[What is expected] Select all lines with the string "siblings" in them, and copy those lines.

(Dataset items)
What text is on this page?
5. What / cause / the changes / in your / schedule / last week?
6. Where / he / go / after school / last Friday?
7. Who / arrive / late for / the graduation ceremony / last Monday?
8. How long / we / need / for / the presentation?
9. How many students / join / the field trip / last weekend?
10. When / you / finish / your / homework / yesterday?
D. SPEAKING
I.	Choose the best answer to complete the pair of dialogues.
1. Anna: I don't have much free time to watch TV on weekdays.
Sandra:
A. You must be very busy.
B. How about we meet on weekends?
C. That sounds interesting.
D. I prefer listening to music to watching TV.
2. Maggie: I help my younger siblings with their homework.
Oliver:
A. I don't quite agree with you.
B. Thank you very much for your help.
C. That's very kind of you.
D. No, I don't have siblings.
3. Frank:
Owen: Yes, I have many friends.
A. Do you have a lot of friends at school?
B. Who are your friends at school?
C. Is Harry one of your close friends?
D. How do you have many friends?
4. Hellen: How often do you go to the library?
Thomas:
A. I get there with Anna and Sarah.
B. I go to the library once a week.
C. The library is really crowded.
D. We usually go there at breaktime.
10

[Answer to this task]
2. Maggie: I help my younger siblings with their homework.
D. No, I don't have siblings.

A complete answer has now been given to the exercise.